● Instruction: Can you transcribe every line exactly and leave the pictures behind?

● Records supplied:

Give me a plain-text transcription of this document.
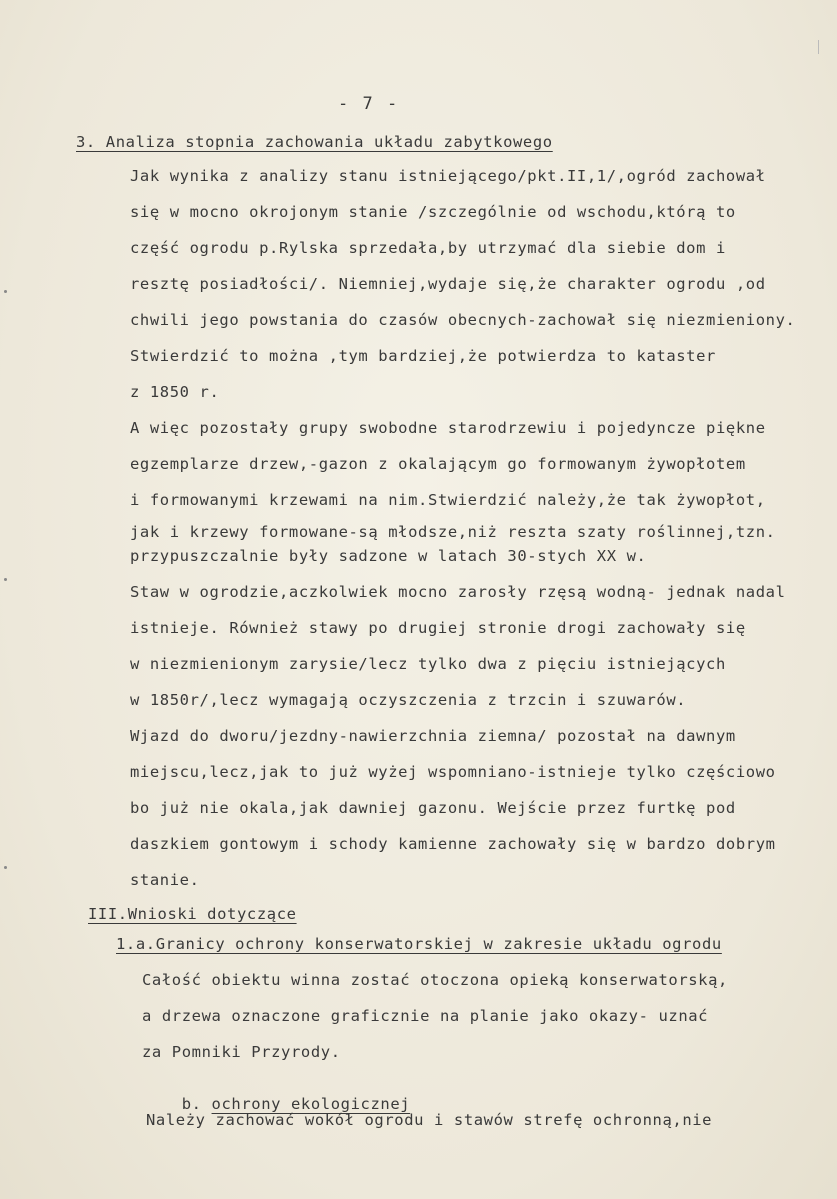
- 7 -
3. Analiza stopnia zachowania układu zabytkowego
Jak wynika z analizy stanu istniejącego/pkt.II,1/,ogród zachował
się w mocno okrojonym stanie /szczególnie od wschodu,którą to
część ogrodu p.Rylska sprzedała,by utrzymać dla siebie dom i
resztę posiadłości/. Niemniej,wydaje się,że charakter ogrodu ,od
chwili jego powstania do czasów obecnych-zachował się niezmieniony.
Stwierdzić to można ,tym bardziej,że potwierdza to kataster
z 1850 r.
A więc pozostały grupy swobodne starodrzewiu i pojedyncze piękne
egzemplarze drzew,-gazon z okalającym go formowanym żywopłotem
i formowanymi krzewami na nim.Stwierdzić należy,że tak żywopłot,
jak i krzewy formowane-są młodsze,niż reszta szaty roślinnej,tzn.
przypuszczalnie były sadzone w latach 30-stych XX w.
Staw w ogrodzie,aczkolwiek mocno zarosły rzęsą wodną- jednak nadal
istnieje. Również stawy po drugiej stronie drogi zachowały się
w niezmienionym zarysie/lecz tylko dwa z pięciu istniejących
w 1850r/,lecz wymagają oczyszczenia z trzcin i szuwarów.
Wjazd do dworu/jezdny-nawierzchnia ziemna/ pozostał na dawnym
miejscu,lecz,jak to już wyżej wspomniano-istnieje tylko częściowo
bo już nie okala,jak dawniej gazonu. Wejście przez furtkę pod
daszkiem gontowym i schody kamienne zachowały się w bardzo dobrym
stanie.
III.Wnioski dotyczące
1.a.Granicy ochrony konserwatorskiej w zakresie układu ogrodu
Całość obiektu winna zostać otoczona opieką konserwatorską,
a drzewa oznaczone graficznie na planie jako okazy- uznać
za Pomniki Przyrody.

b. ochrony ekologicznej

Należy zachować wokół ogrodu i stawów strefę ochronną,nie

● Answer for the task:
Give me a plain-text transcription of this document.
- 7 -
3. Analiza stopnia zachowania układu zabytkowego
Jak wynika z analizy stanu istniejącego/pkt.II,1/,ogród zachował
się w mocno okrojonym stanie /szczególnie od wschodu,którą to
część ogrodu p.Rylska sprzedała,by utrzymać dla siebie dom i
resztę posiadłości/. Niemniej,wydaje się,że charakter ogrodu ,od
chwili jego powstania do czasów obecnych-zachował się niezmieniony.
Stwierdzić to można ,tym bardziej,że potwierdza to kataster
z 1850 r.
A więc pozostały grupy swobodne starodrzewiu i pojedyncze piękne
egzemplarze drzew,-gazon z okalającym go formowanym żywopłotem
i formowanymi krzewami na nim.Stwierdzić należy,że tak żywopłot,
jak i krzewy formowane-są młodsze,niż reszta szaty roślinnej,tzn.
przypuszczalnie były sadzone w latach 30-stych XX w.
Staw w ogrodzie,aczkolwiek mocno zarosły rzęsą wodną- jednak nadal
istnieje. Również stawy po drugiej stronie drogi zachowały się
w niezmienionym zarysie/lecz tylko dwa z pięciu istniejących
w 1850r/,lecz wymagają oczyszczenia z trzcin i szuwarów.
Wjazd do dworu/jezdny-nawierzchnia ziemna/ pozostał na dawnym
miejscu,lecz,jak to już wyżej wspomniano-istnieje tylko częściowo
bo już nie okala,jak dawniej gazonu. Wejście przez furtkę pod
daszkiem gontowym i schody kamienne zachowały się w bardzo dobrym
stanie.
III.Wnioski dotyczące
1.a.Granicy ochrony konserwatorskiej w zakresie układu ogrodu
Całość obiektu winna zostać otoczona opieką konserwatorską,
a drzewa oznaczone graficznie na planie jako okazy- uznać
za Pomniki Przyrody.

b. ochrony ekologicznej

Należy zachować wokół ogrodu i stawów strefę ochronną,nie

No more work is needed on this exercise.